| Exercise requirements |
The entire listing is to be repeated verbatim.

[Records from a collection]
■ ■ ■

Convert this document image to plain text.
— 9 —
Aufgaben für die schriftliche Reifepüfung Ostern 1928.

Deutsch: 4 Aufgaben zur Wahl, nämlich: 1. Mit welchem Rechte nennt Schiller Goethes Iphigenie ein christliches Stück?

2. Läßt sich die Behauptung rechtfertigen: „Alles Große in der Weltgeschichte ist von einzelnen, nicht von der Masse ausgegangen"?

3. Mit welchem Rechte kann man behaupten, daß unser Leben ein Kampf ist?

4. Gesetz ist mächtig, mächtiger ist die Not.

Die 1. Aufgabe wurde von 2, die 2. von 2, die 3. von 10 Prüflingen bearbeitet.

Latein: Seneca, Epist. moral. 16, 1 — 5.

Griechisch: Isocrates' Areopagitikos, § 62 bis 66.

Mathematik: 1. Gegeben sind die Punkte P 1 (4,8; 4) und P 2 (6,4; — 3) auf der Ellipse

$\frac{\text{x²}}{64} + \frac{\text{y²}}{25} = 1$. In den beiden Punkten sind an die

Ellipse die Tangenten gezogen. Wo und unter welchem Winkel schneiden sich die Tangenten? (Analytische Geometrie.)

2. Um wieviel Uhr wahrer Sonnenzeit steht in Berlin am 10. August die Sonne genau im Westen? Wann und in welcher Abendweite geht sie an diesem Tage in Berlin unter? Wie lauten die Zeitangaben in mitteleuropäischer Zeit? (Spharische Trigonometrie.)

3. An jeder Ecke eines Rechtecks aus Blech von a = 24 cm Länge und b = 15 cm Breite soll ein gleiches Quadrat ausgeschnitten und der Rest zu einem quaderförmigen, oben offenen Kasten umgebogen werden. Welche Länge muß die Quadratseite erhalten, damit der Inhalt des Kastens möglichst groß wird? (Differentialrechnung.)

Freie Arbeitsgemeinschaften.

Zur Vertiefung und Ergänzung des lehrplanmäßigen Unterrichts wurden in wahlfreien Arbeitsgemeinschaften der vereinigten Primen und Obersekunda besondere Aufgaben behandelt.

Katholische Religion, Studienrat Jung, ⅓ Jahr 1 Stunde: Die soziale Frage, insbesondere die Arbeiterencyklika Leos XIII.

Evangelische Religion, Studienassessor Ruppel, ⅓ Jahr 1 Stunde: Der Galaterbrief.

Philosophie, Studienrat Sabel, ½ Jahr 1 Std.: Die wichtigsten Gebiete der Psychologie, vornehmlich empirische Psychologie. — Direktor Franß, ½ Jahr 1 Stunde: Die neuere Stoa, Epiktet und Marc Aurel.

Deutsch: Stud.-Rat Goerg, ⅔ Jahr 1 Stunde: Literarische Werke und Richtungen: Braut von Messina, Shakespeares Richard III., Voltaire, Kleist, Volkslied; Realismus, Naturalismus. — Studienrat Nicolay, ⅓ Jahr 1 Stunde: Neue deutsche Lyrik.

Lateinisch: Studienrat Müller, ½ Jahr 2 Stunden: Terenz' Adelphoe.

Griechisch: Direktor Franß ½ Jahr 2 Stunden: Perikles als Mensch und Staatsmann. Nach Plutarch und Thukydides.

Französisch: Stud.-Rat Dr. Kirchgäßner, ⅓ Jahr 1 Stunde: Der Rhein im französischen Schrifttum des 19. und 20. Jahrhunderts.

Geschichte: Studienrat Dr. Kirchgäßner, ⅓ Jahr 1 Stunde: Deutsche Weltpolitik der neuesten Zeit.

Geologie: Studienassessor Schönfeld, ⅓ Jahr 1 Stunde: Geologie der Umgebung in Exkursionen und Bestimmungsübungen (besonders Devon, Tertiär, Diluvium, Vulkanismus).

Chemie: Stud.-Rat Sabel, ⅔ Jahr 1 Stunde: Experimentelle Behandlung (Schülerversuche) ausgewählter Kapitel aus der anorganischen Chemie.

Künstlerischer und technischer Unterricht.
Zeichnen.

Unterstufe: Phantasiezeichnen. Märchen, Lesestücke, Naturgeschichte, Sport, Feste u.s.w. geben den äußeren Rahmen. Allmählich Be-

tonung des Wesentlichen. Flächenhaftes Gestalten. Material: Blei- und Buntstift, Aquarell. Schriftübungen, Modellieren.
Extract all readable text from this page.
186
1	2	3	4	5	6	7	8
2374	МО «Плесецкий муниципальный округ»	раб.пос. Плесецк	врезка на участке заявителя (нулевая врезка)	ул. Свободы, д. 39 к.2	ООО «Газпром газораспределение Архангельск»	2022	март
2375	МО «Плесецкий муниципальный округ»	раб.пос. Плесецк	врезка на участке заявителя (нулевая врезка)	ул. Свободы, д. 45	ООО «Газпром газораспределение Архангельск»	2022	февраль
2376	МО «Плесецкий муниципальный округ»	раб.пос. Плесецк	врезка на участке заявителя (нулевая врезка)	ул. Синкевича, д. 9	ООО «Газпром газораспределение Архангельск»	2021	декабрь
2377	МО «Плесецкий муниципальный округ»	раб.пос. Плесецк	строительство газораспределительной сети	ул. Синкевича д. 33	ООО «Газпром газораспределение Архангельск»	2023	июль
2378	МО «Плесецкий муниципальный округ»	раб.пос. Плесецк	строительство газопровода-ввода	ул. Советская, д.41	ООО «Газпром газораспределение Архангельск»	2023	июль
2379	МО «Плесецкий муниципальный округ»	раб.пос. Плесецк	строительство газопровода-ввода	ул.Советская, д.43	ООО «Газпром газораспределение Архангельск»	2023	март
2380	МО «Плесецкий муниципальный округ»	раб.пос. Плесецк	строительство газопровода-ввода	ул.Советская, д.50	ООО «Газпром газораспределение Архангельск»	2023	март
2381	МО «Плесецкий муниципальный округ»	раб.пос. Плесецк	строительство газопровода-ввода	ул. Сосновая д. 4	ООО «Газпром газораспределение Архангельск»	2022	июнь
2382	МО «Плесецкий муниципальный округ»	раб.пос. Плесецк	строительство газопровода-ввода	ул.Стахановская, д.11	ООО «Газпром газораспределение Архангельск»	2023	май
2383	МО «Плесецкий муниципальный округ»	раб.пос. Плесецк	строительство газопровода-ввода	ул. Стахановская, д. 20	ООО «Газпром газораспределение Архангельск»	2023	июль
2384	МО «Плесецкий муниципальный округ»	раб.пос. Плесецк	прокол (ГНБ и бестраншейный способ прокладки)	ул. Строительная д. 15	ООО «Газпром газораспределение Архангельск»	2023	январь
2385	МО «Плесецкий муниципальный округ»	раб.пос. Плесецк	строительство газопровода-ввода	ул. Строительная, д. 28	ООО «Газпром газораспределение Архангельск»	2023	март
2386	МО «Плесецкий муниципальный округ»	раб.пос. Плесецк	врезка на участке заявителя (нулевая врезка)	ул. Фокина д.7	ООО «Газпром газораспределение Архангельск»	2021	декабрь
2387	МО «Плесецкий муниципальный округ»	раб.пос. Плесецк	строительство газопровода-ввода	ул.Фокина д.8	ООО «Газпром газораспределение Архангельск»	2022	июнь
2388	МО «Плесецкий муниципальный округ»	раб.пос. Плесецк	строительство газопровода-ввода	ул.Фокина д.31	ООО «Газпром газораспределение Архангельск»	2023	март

■ ■ ■

| Response to the task |
Convert this document image to plain text.
— 9 —
Aufgaben für die schriftliche Reifepüfung Ostern 1928.

Deutsch: 4 Aufgaben zur Wahl, nämlich: 1. Mit welchem Rechte nennt Schiller Goethes Iphigenie ein christliches Stück?

2. Läßt sich die Behauptung rechtfertigen: „Alles Große in der Weltgeschichte ist von einzelnen, nicht von der Masse ausgegangen"?

3. Mit welchem Rechte kann man behaupten, daß unser Leben ein Kampf ist?

4. Gesetz ist mächtig, mächtiger ist die Not.

Die 1. Aufgabe wurde von 2, die 2. von 2, die 3. von 10 Prüflingen bearbeitet.

Latein: Seneca, Epist. moral. 16, 1 — 5.

Griechisch: Isocrates' Areopagitikos, § 62 bis 66.

Mathematik: 1. Gegeben sind die Punkte P 1 (4,8; 4) und P 2 (6,4; — 3) auf der Ellipse

$\frac{\text{x²}}{64} + \frac{\text{y²}}{25} = 1$. In den beiden Punkten sind an die

Ellipse die Tangenten gezogen. Wo und unter welchem Winkel schneiden sich die Tangenten? (Analytische Geometrie.)

2. Um wieviel Uhr wahrer Sonnenzeit steht in Berlin am 10. August die Sonne genau im Westen? Wann und in welcher Abendweite geht sie an diesem Tage in Berlin unter? Wie lauten die Zeitangaben in mitteleuropäischer Zeit? (Spharische Trigonometrie.)

3. An jeder Ecke eines Rechtecks aus Blech von a = 24 cm Länge und b = 15 cm Breite soll ein gleiches Quadrat ausgeschnitten und der Rest zu einem quaderförmigen, oben offenen Kasten umgebogen werden. Welche Länge muß die Quadratseite erhalten, damit der Inhalt des Kastens möglichst groß wird? (Differentialrechnung.)

Freie Arbeitsgemeinschaften.

Zur Vertiefung und Ergänzung des lehrplanmäßigen Unterrichts wurden in wahlfreien Arbeitsgemeinschaften der vereinigten Primen und Obersekunda besondere Aufgaben behandelt.

Katholische Religion, Studienrat Jung, ⅓ Jahr 1 Stunde: Die soziale Frage, insbesondere die Arbeiterencyklika Leos XIII.

Evangelische Religion, Studienassessor Ruppel, ⅓ Jahr 1 Stunde: Der Galaterbrief.

Philosophie, Studienrat Sabel, ½ Jahr 1 Std.: Die wichtigsten Gebiete der Psychologie, vornehmlich empirische Psychologie. — Direktor Franß, ½ Jahr 1 Stunde: Die neuere Stoa, Epiktet und Marc Aurel.

Deutsch: Stud.-Rat Goerg, ⅔ Jahr 1 Stunde: Literarische Werke und Richtungen: Braut von Messina, Shakespeares Richard III., Voltaire, Kleist, Volkslied; Realismus, Naturalismus. — Studienrat Nicolay, ⅓ Jahr 1 Stunde: Neue deutsche Lyrik.

Lateinisch: Studienrat Müller, ½ Jahr 2 Stunden: Terenz' Adelphoe.

Griechisch: Direktor Franß ½ Jahr 2 Stunden: Perikles als Mensch und Staatsmann. Nach Plutarch und Thukydides.

Französisch: Stud.-Rat Dr. Kirchgäßner, ⅓ Jahr 1 Stunde: Der Rhein im französischen Schrifttum des 19. und 20. Jahrhunderts.

Geschichte: Studienrat Dr. Kirchgäßner, ⅓ Jahr 1 Stunde: Deutsche Weltpolitik der neuesten Zeit.

Geologie: Studienassessor Schönfeld, ⅓ Jahr 1 Stunde: Geologie der Umgebung in Exkursionen und Bestimmungsübungen (besonders Devon, Tertiär, Diluvium, Vulkanismus).

Chemie: Stud.-Rat Sabel, ⅔ Jahr 1 Stunde: Experimentelle Behandlung (Schülerversuche) ausgewählter Kapitel aus der anorganischen Chemie.

Künstlerischer und technischer Unterricht.
Zeichnen.

Unterstufe: Phantasiezeichnen. Märchen, Lesestücke, Naturgeschichte, Sport, Feste u.s.w. geben den äußeren Rahmen. Allmählich Be-

tonung des Wesentlichen. Flächenhaftes Gestalten. Material: Blei- und Buntstift, Aquarell. Schriftübungen, Modellieren.
Extract all readable text from this page.
186
1	2	3	4	5	6	7	8
2374	МО «Плесецкий муниципальный округ»	раб.пос. Плесецк	врезка на участке заявителя (нулевая врезка)	ул. Свободы, д. 39 к.2	ООО «Газпром газораспределение Архангельск»	2022	март
2375	МО «Плесецкий муниципальный округ»	раб.пос. Плесецк	врезка на участке заявителя (нулевая врезка)	ул. Свободы, д. 45	ООО «Газпром газораспределение Архангельск»	2022	февраль
2376	МО «Плесецкий муниципальный округ»	раб.пос. Плесецк	врезка на участке заявителя (нулевая врезка)	ул. Синкевича, д. 9	ООО «Газпром газораспределение Архангельск»	2021	декабрь
2377	МО «Плесецкий муниципальный округ»	раб.пос. Плесецк	строительство газораспределительной сети	ул. Синкевича д. 33	ООО «Газпром газораспределение Архангельск»	2023	июль
2378	МО «Плесецкий муниципальный округ»	раб.пос. Плесецк	строительство газопровода-ввода	ул. Советская, д.41	ООО «Газпром газораспределение Архангельск»	2023	июль
2379	МО «Плесецкий муниципальный округ»	раб.пос. Плесецк	строительство газопровода-ввода	ул.Советская, д.43	ООО «Газпром газораспределение Архангельск»	2023	март
2380	МО «Плесецкий муниципальный округ»	раб.пос. Плесецк	строительство газопровода-ввода	ул.Советская, д.50	ООО «Газпром газораспределение Архангельск»	2023	март
2381	МО «Плесецкий муниципальный округ»	раб.пос. Плесецк	строительство газопровода-ввода	ул. Сосновая д. 4	ООО «Газпром газораспределение Архангельск»	2022	июнь
2382	МО «Плесецкий муниципальный округ»	раб.пос. Плесецк	строительство газопровода-ввода	ул.Стахановская, д.11	ООО «Газпром газораспределение Архангельск»	2023	май
2383	МО «Плесецкий муниципальный округ»	раб.пос. Плесецк	строительство газопровода-ввода	ул. Стахановская, д. 20	ООО «Газпром газораспределение Архангельск»	2023	июль
2384	МО «Плесецкий муниципальный округ»	раб.пос. Плесецк	прокол (ГНБ и бестраншейный способ прокладки)	ул. Строительная д. 15	ООО «Газпром газораспределение Архангельск»	2023	январь
2385	МО «Плесецкий муниципальный округ»	раб.пос. Плесецк	строительство газопровода-ввода	ул. Строительная, д. 28	ООО «Газпром газораспределение Архангельск»	2023	март
2386	МО «Плесецкий муниципальный округ»	раб.пос. Плесецк	врезка на участке заявителя (нулевая врезка)	ул. Фокина д.7	ООО «Газпром газораспределение Архангельск»	2021	декабрь
2387	МО «Плесецкий муниципальный округ»	раб.пос. Плесецк	строительство газопровода-ввода	ул.Фокина д.8	ООО «Газпром газораспределение Архангельск»	2022	июнь
2388	МО «Плесецкий муниципальный округ»	раб.пос. Плесецк	строительство газопровода-ввода	ул.Фокина д.31	ООО «Газпром газораспределение Архангельск»	2023	март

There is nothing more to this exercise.